§ **Lesetext**:
Siebter Saisonsieg für den Weltmeister:Vettel riskiert viel - und gewinnt alles

Blasen auf den Reifen, dazu eine gewagte Strategie: Für seinen ersten Sieg beim Großen Preis von Belgien muss Sebastian Vettel viel riskieren. Die Botschaft an die WM-Konkurrenten ist klar: Nicht einmal Reifenprobleme können den Red-Bull-Piloten vom zweiten Titel abhalten.

Michael Neudecker, Spa-Francorchamps

Zwei Runden noch, da gab Jenson Button noch mal Gas. Im Bereich vor Start und Ziel fuhr er an Fernando Alonso vorbei, es war ein gutes Überholmanöver, und Button, der wegen eines Strategiefehlers in der Qualifikation lediglich von Rang 13 ins Rennen gegangen war, er war jetzt Dritter. Mit dem Sieg hatte der Brite nichts zu tun: Sebastian Vettel gewann das Formel-1-Rennen von Spa souverän vor seinem Teamkollegen Mark Webber.

Formula One Grand Prix of Belgium

Erster Sieg in Spa: Sebastian Vettel.

(Foto: dpa)

Das war eines unserer dominantesten Rennen überhaupt", befand Red-Bull-Teamchef Christian Horner, "es war ein phänomenales Rennen." Erwartungsgemäß noch emotionaler reagierte Sebastian Vettel: "Thank you boys", rief er in den Teamfunk, dann jubelte er, da überschlugen sich die Lautsprecher.

Jubel ist oft auch Ausdruck von Erleichterung: Vettel hatte schließlich schon einfachere Arbeitstage als diesen. "Es war mehr Management nötig als sonst", sagte Vettel, und das lag vor allem an seinen Vorderreifen. Erst am Sonntagvormittag hatten der Automobil-Weltverband Fia und Reifenhersteller Pirelli bekanntgegeben, dass es im Qualifying am Samstag Schwierigkeiten mit den Vorderreifen gegeben hatte: Bei einigen Teams verschlissen die Reifen viel zu schnell. Sogar von Blasenbildung war die Rede, weshalb für das Rennen das Bereitstellen eines neuen Reifensatzes erwogen, dann aber doch nicht genehmigt wurde.

§ **Datensätze zur Regionsannotation**:
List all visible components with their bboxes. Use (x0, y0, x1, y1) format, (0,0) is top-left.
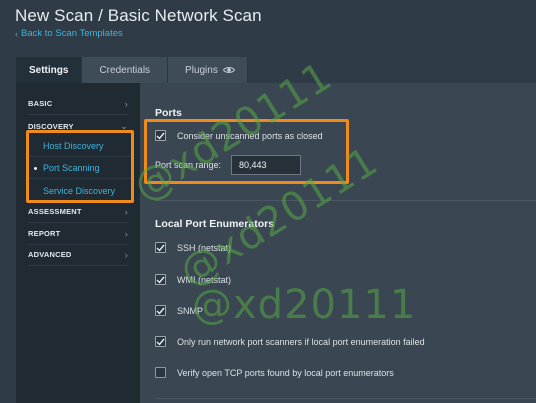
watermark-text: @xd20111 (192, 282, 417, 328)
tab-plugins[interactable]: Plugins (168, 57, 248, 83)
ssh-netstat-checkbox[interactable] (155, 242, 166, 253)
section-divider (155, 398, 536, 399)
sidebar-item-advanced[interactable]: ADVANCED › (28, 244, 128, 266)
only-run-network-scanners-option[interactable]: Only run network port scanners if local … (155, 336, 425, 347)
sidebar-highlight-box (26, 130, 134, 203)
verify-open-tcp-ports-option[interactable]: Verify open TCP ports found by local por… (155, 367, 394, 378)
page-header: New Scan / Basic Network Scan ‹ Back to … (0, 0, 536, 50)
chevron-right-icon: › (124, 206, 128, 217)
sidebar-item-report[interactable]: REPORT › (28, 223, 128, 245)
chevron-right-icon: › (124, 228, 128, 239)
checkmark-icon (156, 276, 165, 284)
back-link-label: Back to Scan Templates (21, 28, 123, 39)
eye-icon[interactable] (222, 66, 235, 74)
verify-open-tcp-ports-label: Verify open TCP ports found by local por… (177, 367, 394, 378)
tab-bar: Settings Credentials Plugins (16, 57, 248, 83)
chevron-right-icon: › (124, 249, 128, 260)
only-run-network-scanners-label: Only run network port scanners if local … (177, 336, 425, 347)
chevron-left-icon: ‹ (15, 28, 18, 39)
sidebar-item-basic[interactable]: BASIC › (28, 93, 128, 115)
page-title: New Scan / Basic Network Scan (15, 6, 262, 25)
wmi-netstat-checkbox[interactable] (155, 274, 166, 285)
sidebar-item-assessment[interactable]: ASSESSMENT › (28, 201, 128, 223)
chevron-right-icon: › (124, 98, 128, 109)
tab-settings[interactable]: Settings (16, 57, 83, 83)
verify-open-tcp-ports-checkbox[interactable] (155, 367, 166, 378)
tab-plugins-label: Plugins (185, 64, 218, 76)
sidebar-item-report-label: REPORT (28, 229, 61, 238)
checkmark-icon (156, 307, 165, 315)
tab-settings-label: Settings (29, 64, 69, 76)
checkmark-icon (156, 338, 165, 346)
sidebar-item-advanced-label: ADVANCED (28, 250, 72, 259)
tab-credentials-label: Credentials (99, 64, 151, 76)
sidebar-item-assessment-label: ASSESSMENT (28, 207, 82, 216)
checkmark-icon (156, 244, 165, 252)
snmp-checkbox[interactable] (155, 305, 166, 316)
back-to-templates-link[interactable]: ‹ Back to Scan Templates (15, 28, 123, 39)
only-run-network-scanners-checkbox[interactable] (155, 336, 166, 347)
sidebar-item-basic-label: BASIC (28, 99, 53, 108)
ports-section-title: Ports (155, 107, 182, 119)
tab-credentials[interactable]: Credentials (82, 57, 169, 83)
...
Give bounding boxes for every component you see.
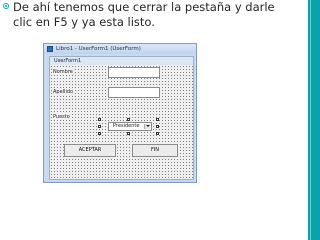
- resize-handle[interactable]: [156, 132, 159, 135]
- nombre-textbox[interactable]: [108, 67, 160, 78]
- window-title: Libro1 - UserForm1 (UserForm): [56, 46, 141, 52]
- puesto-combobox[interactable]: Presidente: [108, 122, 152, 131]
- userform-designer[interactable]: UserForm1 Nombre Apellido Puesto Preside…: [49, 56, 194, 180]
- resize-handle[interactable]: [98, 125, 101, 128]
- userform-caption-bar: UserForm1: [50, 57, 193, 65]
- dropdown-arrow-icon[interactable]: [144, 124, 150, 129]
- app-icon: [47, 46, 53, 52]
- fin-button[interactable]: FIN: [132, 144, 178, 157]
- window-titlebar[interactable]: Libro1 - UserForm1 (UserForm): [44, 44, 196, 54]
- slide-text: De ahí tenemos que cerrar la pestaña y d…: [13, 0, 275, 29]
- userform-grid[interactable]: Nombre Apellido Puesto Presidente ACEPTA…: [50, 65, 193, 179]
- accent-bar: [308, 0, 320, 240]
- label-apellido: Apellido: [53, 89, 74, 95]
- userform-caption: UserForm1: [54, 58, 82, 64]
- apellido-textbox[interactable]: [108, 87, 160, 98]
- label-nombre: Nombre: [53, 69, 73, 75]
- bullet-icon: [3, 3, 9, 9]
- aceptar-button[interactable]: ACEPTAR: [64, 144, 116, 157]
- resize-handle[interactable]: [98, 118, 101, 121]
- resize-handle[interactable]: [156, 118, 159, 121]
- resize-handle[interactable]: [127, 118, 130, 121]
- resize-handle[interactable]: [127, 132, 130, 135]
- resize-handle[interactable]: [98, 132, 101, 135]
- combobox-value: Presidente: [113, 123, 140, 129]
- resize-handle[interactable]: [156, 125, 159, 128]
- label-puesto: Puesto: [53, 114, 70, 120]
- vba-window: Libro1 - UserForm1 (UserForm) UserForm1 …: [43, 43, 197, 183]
---
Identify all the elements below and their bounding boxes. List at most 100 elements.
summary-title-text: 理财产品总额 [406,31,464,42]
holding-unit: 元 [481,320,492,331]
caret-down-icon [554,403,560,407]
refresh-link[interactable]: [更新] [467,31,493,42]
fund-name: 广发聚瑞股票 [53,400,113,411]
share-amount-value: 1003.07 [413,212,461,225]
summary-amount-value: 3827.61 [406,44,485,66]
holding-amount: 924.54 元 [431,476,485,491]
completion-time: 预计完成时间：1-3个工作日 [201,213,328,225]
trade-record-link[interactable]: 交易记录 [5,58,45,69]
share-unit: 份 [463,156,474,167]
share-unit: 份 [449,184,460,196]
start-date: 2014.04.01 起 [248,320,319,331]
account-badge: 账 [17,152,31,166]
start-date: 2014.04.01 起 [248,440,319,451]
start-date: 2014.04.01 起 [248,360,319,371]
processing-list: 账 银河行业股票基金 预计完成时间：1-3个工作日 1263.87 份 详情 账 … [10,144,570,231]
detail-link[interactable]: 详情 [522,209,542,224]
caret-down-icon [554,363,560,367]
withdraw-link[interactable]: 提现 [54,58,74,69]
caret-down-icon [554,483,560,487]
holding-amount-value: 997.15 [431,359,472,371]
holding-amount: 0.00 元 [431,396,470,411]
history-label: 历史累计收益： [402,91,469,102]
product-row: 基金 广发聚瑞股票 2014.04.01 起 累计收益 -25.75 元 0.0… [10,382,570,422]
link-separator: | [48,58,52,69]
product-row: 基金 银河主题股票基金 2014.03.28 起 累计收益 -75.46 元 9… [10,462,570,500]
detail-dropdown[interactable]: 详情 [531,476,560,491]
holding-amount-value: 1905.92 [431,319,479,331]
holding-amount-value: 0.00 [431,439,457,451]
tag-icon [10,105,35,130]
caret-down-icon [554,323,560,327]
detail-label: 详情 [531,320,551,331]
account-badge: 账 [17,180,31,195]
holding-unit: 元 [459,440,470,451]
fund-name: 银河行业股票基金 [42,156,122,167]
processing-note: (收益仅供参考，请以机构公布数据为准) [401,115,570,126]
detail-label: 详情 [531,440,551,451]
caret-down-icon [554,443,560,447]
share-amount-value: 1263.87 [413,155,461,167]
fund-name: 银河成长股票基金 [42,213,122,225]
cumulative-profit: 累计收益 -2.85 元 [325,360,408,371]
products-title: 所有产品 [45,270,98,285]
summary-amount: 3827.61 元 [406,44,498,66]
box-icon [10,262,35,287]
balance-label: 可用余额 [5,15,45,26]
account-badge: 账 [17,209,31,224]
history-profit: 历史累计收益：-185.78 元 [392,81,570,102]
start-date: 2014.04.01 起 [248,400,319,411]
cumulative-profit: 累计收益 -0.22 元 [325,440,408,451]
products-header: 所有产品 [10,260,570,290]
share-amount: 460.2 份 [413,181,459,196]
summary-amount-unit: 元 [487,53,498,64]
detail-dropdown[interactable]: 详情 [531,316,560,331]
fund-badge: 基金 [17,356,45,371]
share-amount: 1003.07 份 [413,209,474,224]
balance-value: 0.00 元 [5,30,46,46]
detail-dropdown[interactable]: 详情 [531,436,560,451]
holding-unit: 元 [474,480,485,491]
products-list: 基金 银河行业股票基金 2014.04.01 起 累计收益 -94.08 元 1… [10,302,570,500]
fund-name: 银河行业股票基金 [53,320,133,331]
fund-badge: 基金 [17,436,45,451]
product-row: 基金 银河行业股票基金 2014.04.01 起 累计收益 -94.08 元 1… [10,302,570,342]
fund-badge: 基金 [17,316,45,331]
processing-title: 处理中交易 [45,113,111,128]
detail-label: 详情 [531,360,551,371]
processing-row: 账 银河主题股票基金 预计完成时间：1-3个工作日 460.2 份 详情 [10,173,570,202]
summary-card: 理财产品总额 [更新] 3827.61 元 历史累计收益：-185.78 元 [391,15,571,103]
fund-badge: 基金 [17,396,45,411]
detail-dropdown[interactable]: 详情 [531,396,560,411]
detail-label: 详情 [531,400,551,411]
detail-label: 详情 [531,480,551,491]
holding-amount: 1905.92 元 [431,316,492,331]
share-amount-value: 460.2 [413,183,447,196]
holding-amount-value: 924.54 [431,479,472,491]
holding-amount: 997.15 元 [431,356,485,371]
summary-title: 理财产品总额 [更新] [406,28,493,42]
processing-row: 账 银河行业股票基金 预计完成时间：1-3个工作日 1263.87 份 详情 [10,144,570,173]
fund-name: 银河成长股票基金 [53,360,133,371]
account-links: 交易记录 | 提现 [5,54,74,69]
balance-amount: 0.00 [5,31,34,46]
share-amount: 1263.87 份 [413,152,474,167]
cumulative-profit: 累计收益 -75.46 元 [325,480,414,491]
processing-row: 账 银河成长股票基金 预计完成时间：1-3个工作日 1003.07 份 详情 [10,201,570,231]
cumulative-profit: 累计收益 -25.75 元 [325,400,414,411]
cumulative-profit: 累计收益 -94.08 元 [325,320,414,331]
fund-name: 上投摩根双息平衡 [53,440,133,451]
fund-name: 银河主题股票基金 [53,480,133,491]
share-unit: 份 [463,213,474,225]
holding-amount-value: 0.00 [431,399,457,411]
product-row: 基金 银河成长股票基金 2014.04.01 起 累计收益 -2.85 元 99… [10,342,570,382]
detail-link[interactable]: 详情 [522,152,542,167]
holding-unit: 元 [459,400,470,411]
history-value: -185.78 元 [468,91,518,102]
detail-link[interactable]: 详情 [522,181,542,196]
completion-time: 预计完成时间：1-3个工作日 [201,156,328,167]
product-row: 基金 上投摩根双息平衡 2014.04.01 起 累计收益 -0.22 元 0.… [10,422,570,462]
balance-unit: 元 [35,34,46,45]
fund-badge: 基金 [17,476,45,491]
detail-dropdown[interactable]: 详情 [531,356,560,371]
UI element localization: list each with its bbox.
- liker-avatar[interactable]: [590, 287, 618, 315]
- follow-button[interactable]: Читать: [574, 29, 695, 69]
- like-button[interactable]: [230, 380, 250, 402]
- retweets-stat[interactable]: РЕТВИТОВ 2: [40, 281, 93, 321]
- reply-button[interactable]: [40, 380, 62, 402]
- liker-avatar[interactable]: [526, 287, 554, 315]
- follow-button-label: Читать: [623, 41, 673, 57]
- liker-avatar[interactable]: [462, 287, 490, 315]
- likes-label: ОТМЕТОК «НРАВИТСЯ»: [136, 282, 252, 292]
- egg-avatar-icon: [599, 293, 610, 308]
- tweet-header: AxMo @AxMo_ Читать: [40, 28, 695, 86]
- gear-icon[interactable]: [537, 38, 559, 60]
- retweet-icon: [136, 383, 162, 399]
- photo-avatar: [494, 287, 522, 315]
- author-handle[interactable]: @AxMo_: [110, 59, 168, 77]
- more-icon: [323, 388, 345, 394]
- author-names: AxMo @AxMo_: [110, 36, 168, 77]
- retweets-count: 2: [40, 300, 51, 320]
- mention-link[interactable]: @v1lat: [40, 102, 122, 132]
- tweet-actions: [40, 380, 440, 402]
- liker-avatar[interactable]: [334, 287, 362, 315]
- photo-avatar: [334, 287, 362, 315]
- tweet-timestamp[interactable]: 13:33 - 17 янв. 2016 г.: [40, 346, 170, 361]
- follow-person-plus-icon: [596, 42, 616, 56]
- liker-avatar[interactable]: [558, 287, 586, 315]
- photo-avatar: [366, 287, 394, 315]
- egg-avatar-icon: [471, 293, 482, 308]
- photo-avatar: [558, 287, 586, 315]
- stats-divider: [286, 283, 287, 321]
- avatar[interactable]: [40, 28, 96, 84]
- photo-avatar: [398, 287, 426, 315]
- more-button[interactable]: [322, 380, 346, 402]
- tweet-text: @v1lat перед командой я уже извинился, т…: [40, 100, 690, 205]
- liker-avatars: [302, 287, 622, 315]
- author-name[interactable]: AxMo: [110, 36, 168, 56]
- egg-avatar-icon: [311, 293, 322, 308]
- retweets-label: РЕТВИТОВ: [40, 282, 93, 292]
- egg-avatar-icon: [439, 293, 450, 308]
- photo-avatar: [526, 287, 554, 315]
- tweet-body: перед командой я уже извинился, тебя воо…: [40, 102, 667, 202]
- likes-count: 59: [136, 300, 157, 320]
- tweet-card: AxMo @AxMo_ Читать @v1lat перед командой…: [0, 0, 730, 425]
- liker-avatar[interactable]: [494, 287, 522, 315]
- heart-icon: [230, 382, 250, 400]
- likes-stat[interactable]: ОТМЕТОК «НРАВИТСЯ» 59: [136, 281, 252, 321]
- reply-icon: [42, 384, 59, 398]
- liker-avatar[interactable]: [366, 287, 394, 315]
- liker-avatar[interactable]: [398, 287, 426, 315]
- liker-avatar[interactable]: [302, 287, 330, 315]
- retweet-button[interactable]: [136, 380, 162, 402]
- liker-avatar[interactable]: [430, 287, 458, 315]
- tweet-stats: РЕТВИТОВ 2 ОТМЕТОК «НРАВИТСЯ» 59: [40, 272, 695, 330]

§ **Aufgaben und Übungen**:
(a) Von welchem Startplatz aus ging Jenson Button laut dem Bericht über den Großen Preis von Belgien ins Rennen?
(b) Setze den Bericht über den Großen Preis von Belgien im Anschluss an seinen letzten Satz fort.
Für die Bearbeitung werden die Datensätze nicht benötigt.

§ **Lösungen**:
(a) Von Rang 13.

(b)
Vor allem die beiden Red-Bull-Autos waren betroffen; die Reifenstellung ist bei Vettels und Webbers Fahrzeugen aggressiver als bei den meisten anderen Rennwagen, also steiler nach innen geneigt. Vettel sichert - unter anderem - genau dieser Umstand zwar regelmäßig Bestzeiten, die Reifen aber werden stärker beansprucht.

Und deshalb, berichtete Vettel nachher, habe das Team Samstagabend und auch Sonntagvormittag viel diskutiert und nachgedacht. Man habe sogar überlegt, das Auto umzubauen und - wie in so einem Fall im Regelbuch vorgesehen -, als Letzter aus der Box zu starten. "Wir haben uns nicht gut gefühlt mit den Reifen", sagte Vettel.

Sie entschieden dann aber doch, Vettels 24. Pole Position in seiner Karriere (womit er in der Historie mit Niki Lauda gleichzog) zu behalten, und das war die richtige Entscheidung. Wenngleich es zunächst schien, als könnten die Reifen das große Thema dieses Rennens werden: Nach sechs Runden schon kam Vettel erstmals an die Box. Er musste wechseln, es ging nicht mehr.

Vettel lag da in Führung, er hatte beim Start die Pole Position zunächst verteidigen können. Hinter ihm aber war viel passiert, der auf Rang drei liegende Webber kam augenscheinlich kaum vorwärts, und Nico Rosberg nutzte das aus. Er zog von Rang fünf vor auf den zweiten Platz.

Noch weiter hinten waren Bruno Senna, der im Qualifying eine beachtliche siebte Startposition herausgefahren hatte und am Ende Dreizehnter wurde, und Jérôme Alguersuari in einen Zusammenstoß verwickelt, und der als Letzter gestartete Michael Schumacher machte gleich zehn Plätze gut.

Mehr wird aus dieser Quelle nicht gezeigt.